:: YOUR INSTRUCTIONS ::
Tally how many lines of these entries hold the string "Global". Return the number alone.

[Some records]
::::::

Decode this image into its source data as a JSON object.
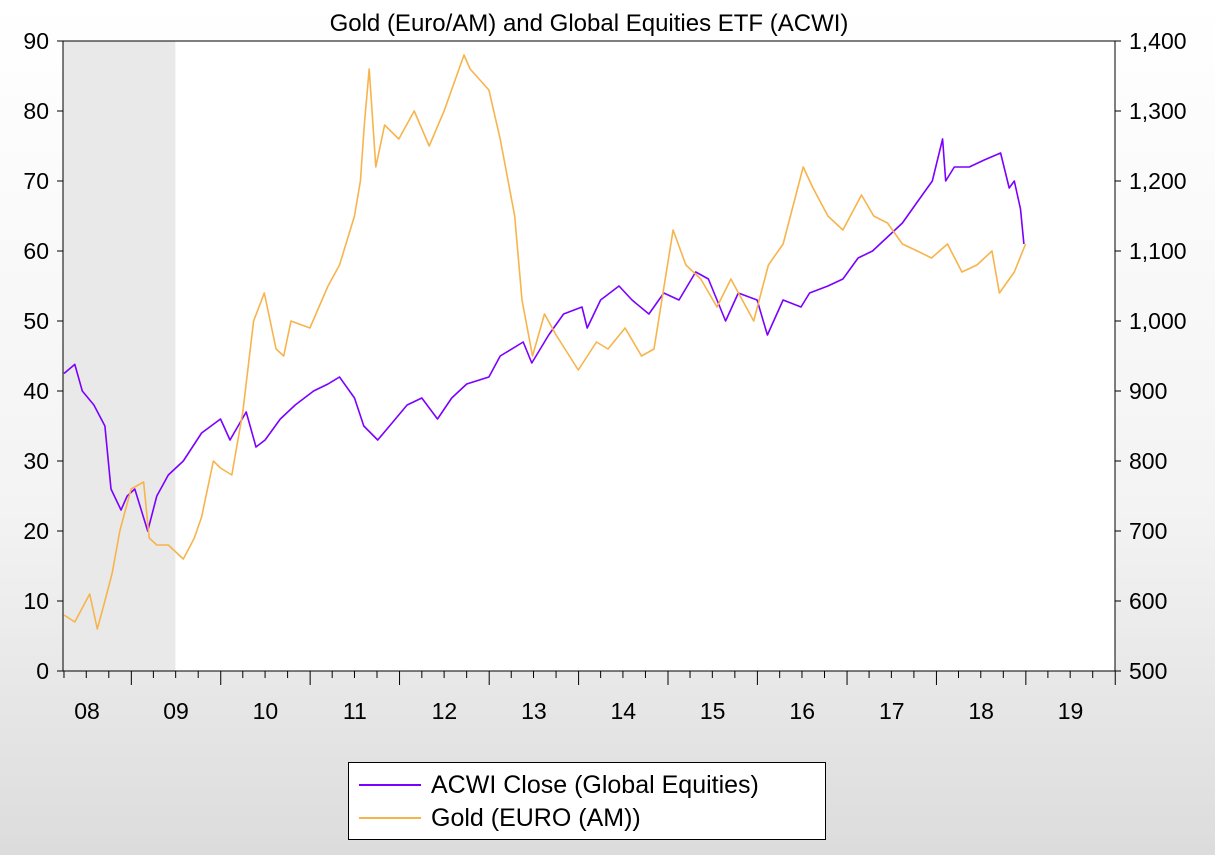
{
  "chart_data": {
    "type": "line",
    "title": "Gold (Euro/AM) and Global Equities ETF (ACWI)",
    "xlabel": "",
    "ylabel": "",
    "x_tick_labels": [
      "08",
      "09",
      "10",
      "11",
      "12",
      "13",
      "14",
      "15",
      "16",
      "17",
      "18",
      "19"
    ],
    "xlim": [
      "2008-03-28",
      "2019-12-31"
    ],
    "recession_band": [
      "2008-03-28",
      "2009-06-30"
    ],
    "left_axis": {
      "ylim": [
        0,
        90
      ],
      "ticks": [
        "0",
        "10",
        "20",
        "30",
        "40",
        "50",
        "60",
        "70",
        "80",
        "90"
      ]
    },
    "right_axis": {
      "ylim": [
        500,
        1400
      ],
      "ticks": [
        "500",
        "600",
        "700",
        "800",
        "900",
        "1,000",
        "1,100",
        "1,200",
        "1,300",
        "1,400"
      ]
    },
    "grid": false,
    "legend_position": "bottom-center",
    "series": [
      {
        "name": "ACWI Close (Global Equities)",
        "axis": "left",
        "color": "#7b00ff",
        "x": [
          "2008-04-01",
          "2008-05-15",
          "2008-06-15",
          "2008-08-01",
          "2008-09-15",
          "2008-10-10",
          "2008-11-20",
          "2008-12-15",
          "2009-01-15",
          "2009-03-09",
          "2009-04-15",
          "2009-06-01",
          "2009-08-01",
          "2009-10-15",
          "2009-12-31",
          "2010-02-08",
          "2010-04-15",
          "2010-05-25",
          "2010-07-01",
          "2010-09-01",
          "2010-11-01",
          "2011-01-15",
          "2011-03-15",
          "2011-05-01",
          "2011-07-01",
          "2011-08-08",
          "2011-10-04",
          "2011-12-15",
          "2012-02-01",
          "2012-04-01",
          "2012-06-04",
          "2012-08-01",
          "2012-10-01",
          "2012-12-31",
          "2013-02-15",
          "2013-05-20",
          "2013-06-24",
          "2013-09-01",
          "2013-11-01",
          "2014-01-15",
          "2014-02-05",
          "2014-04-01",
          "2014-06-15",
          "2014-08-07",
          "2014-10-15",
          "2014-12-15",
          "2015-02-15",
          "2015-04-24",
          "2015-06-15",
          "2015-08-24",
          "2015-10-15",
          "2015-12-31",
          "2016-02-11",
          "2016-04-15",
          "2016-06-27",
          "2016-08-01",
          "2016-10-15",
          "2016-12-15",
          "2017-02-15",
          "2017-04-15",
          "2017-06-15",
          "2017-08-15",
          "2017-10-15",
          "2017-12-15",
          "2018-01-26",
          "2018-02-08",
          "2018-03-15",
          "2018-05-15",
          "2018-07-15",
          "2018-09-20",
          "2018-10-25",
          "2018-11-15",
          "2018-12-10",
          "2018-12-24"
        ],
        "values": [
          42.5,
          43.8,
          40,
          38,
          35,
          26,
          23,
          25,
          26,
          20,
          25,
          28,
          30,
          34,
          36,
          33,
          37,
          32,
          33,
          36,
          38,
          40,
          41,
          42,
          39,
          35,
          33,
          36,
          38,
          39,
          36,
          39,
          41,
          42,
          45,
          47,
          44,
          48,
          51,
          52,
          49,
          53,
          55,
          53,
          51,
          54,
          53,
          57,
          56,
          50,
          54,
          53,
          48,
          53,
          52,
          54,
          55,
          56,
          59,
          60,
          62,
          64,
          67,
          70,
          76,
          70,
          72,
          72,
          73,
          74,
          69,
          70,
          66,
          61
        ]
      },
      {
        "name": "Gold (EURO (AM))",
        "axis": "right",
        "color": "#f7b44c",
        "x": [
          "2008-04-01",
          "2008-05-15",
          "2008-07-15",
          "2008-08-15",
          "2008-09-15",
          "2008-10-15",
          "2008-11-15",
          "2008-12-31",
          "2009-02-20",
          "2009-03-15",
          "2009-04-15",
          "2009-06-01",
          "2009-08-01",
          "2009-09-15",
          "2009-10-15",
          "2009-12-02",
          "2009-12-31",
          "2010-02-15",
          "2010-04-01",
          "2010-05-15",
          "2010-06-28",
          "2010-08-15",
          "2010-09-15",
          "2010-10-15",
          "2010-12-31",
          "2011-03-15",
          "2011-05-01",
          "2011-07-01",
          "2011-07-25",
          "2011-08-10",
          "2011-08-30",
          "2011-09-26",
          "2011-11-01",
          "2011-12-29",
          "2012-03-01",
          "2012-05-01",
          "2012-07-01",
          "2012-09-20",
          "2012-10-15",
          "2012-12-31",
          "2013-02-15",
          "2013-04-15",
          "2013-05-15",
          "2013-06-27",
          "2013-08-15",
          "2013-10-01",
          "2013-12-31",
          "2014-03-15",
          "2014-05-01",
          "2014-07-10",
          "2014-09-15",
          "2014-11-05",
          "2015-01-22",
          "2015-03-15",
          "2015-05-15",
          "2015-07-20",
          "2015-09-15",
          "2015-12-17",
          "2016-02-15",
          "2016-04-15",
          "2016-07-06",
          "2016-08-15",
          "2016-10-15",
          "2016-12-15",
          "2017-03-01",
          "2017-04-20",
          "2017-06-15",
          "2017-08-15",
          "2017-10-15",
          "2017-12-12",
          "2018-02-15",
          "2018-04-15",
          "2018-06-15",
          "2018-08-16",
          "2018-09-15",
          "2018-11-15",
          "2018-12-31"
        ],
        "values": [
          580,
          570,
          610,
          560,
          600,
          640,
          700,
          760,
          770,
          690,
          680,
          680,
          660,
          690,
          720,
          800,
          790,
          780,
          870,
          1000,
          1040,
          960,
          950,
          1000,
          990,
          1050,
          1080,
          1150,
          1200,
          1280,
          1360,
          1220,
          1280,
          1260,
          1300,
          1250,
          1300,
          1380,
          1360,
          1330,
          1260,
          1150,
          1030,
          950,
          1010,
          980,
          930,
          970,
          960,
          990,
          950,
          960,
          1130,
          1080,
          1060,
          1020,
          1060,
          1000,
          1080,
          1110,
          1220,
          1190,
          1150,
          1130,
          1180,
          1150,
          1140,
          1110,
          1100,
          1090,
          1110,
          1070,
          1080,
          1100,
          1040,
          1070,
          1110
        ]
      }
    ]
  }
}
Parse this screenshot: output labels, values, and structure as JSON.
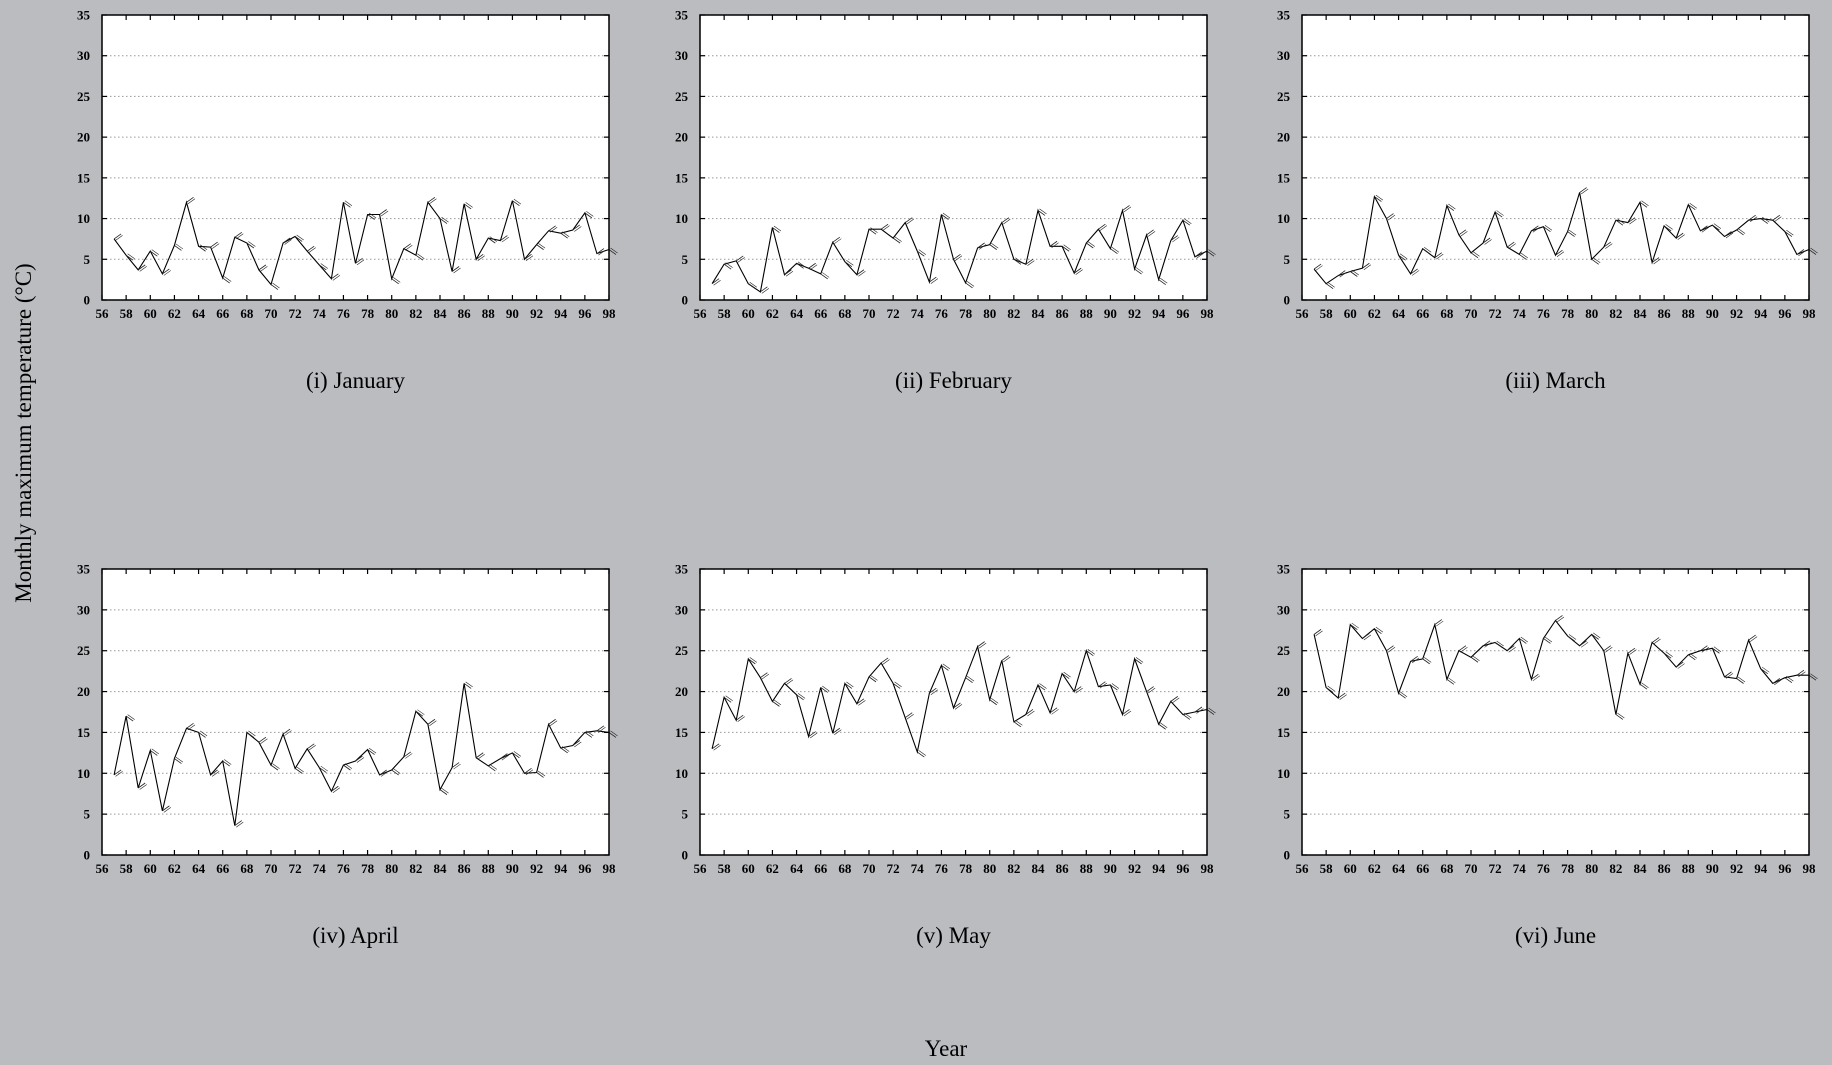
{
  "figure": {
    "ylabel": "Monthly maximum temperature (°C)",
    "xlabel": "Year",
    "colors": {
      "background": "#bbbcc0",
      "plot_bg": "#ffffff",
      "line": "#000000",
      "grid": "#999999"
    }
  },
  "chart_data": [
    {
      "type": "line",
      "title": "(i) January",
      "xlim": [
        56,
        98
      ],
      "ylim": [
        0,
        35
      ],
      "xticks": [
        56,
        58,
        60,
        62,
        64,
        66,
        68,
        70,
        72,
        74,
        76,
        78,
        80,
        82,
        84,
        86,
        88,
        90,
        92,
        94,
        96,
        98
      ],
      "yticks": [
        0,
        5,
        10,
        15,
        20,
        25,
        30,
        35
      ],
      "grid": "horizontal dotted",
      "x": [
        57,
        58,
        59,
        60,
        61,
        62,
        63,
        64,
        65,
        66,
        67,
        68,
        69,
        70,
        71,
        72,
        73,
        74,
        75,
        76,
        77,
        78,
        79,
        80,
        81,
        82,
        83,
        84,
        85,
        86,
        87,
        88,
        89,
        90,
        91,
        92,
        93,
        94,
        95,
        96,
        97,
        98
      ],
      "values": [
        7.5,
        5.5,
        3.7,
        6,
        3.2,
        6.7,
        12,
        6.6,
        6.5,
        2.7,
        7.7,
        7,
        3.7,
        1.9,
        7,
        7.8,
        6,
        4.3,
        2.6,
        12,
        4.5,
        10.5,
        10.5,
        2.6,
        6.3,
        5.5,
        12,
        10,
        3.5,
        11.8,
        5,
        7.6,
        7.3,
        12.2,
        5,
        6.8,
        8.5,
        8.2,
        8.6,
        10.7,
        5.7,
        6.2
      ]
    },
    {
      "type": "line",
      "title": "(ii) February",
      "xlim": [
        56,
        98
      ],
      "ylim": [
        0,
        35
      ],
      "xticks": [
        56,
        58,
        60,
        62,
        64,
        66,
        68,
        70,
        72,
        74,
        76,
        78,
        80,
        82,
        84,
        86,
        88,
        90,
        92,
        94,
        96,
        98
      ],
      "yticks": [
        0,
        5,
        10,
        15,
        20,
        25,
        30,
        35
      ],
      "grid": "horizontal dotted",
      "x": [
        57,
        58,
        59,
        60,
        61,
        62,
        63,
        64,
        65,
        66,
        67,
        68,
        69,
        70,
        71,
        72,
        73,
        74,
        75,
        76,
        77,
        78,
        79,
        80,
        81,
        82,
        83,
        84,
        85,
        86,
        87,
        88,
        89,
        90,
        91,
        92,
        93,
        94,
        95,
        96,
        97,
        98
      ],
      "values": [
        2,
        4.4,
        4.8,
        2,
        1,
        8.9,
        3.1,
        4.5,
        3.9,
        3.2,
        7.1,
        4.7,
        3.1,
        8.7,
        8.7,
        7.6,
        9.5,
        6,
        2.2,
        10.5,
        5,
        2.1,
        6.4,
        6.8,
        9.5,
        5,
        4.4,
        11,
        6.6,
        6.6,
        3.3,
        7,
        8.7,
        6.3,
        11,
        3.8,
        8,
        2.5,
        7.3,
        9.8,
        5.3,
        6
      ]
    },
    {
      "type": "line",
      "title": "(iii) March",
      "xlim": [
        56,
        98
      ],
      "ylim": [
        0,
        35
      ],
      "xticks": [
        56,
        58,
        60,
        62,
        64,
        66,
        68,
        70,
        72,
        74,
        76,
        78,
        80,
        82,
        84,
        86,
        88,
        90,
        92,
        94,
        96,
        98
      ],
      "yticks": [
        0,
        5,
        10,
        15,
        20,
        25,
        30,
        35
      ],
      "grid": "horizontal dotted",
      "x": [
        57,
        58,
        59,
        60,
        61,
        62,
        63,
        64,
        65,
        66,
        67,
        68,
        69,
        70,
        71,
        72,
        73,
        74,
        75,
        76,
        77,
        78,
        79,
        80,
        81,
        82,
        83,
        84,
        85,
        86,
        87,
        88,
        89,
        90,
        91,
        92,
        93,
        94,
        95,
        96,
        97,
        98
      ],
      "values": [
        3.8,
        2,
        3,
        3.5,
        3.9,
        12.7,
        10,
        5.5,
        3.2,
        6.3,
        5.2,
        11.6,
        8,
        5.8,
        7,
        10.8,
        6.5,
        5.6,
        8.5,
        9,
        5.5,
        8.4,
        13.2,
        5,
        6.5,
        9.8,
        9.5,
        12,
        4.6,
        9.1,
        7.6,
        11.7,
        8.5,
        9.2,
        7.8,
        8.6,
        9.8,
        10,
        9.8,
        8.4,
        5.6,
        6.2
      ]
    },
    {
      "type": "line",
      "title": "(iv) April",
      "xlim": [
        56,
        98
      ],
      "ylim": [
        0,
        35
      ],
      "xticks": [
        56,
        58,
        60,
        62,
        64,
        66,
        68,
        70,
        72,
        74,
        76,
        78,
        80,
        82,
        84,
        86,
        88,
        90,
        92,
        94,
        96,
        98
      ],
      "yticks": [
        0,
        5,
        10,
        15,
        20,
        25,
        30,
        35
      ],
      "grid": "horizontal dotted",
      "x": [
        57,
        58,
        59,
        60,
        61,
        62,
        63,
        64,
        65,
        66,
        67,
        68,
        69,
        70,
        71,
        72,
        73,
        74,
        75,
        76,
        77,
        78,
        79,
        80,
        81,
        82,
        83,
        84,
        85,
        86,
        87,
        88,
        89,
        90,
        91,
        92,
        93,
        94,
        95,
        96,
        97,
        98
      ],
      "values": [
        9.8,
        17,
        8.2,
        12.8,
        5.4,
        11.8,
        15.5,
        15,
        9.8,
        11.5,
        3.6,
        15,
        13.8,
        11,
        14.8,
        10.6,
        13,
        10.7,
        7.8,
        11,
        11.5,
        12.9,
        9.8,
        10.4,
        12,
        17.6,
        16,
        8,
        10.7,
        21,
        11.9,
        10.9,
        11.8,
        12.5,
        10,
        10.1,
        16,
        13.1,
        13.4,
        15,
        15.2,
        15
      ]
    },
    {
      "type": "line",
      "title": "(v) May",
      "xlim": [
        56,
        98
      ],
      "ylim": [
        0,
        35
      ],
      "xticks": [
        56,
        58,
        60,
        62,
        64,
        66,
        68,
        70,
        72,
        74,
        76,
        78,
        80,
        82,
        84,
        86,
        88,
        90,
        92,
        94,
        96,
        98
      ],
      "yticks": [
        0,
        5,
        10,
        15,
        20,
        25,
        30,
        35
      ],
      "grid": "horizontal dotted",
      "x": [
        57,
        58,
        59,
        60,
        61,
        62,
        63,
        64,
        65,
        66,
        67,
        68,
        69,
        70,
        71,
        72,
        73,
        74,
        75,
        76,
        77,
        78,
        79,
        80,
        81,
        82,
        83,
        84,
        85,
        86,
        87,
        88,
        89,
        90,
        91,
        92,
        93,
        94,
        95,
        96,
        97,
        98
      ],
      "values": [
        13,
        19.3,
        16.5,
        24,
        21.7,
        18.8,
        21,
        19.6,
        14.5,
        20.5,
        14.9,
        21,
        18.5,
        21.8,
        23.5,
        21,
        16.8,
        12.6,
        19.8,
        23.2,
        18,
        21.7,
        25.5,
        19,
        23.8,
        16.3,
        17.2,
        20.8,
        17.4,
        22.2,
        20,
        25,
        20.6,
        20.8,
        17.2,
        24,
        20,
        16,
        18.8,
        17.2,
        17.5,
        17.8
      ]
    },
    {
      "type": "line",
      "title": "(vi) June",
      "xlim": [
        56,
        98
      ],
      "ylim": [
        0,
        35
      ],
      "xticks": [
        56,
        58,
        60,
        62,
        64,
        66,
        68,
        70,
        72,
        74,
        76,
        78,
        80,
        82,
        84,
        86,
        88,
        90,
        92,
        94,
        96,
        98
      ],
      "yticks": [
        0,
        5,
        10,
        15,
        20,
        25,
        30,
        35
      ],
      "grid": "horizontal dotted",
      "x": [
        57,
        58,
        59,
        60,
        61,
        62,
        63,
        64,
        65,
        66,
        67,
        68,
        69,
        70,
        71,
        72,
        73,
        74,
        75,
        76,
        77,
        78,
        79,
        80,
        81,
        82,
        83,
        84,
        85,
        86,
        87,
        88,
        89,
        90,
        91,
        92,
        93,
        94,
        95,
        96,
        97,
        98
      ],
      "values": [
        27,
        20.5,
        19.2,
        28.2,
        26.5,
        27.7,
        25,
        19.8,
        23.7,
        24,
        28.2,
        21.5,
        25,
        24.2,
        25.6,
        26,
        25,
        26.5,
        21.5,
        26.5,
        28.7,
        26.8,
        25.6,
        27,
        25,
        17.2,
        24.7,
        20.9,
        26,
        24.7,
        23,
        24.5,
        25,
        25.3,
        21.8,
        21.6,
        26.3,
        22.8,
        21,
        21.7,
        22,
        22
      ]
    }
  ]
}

::::::

:: TASK SOLUTION ::
2